- _Exercise brief_:
Nothing in the data should change when you return it, but leave the pictures out.

- _Material provided_:
--

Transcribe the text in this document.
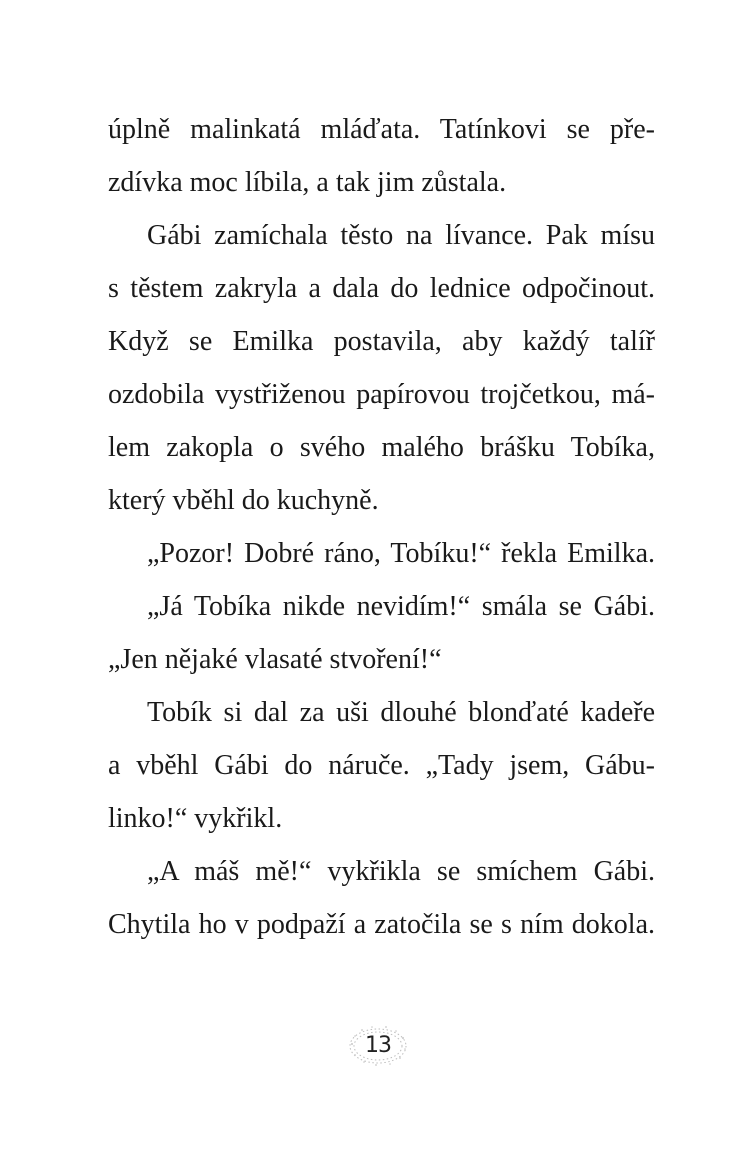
úplně malinkatá mláďata. Tatínkovi se pře-
zdívka moc líbila, a tak jim zůstala.
Gábi zamíchala těsto na lívance. Pak mísu
s těstem zakryla a dala do lednice odpočinout.
Když se Emilka postavila, aby každý talíř
ozdobila vystřiženou papírovou trojčetkou, má-
lem zakopla o svého malého brášku Tobíka,
který vběhl do kuchyně.
„Pozor! Dobré ráno, Tobíku!“ řekla Emilka.
„Já Tobíka nikde nevidím!“ smála se Gábi.
„Jen nějaké vlasaté stvoření!“
Tobík si dal za uši dlouhé blonďaté kadeře
a vběhl Gábi do náruče. „Tady jsem, Gábu-
linko!“ vykřikl.
„A máš mě!“ vykřikla se smíchem Gábi.
Chytila ho v podpaží a zatočila se s ním dokola.
13
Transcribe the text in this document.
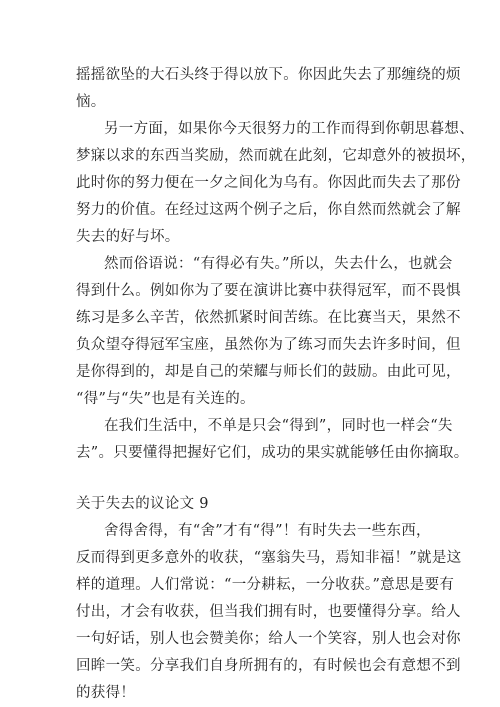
摇摇欲坠的大石头终于得以放下。你因此失去了那缠绕的烦
恼。
另一方面，如果你今天很努力的工作而得到你朝思暮想、
梦寐以求的东西当奖励，然而就在此刻，它却意外的被损坏，
此时你的努力便在一夕之间化为乌有。你因此而失去了那份
努力的价值。在经过这两个例子之后，你自然而然就会了解
失去的好与坏。
然而俗语说：“有得必有失。”所以，失去什么，也就会
得到什么。例如你为了要在演讲比赛中获得冠军，而不畏惧
练习是多么辛苦，依然抓紧时间苦练。在比赛当天，果然不
负众望夺得冠军宝座，虽然你为了练习而失去许多时间，但
是你得到的，却是自己的荣耀与师长们的鼓励。由此可见，
“得”与“失”也是有关连的。
在我们生活中，不单是只会“得到”，同时也一样会“失
去”。只要懂得把握好它们，成功的果实就能够任由你摘取。
关于失去的议论文 9
舍得舍得，有“舍”才有“得”！有时失去一些东西，
反而得到更多意外的收获，“塞翁失马，焉知非福！”就是这
样的道理。人们常说：“一分耕耘，一分收获。”意思是要有
付出，才会有收获，但当我们拥有时，也要懂得分享。给人
一句好话，别人也会赞美你；给人一个笑容，别人也会对你
回眸一笑。分享我们自身所拥有的，有时候也会有意想不到
的获得！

--

- _In response_:
Transcribe the text in this document.
úplně malinkatá mláďata. Tatínkovi se pře-
zdívka moc líbila, a tak jim zůstala.
Gábi zamíchala těsto na lívance. Pak mísu
s těstem zakryla a dala do lednice odpočinout.
Když se Emilka postavila, aby každý talíř
ozdobila vystřiženou papírovou trojčetkou, má-
lem zakopla o svého malého brášku Tobíka,
který vběhl do kuchyně.
„Pozor! Dobré ráno, Tobíku!“ řekla Emilka.
„Já Tobíka nikde nevidím!“ smála se Gábi.
„Jen nějaké vlasaté stvoření!“
Tobík si dal za uši dlouhé blonďaté kadeře
a vběhl Gábi do náruče. „Tady jsem, Gábu-
linko!“ vykřikl.
„A máš mě!“ vykřikla se smíchem Gábi.
Chytila ho v podpaží a zatočila se s ním dokola.
13
Transcribe the text in this document.
摇摇欲坠的大石头终于得以放下。你因此失去了那缠绕的烦
恼。
另一方面，如果你今天很努力的工作而得到你朝思暮想、
梦寐以求的东西当奖励，然而就在此刻，它却意外的被损坏，
此时你的努力便在一夕之间化为乌有。你因此而失去了那份
努力的价值。在经过这两个例子之后，你自然而然就会了解
失去的好与坏。
然而俗语说：“有得必有失。”所以，失去什么，也就会
得到什么。例如你为了要在演讲比赛中获得冠军，而不畏惧
练习是多么辛苦，依然抓紧时间苦练。在比赛当天，果然不
负众望夺得冠军宝座，虽然你为了练习而失去许多时间，但
是你得到的，却是自己的荣耀与师长们的鼓励。由此可见，
“得”与“失”也是有关连的。
在我们生活中，不单是只会“得到”，同时也一样会“失
去”。只要懂得把握好它们，成功的果实就能够任由你摘取。
关于失去的议论文 9
舍得舍得，有“舍”才有“得”！有时失去一些东西，
反而得到更多意外的收获，“塞翁失马，焉知非福！”就是这
样的道理。人们常说：“一分耕耘，一分收获。”意思是要有
付出，才会有收获，但当我们拥有时，也要懂得分享。给人
一句好话，别人也会赞美你；给人一个笑容，别人也会对你
回眸一笑。分享我们自身所拥有的，有时候也会有意想不到
的获得！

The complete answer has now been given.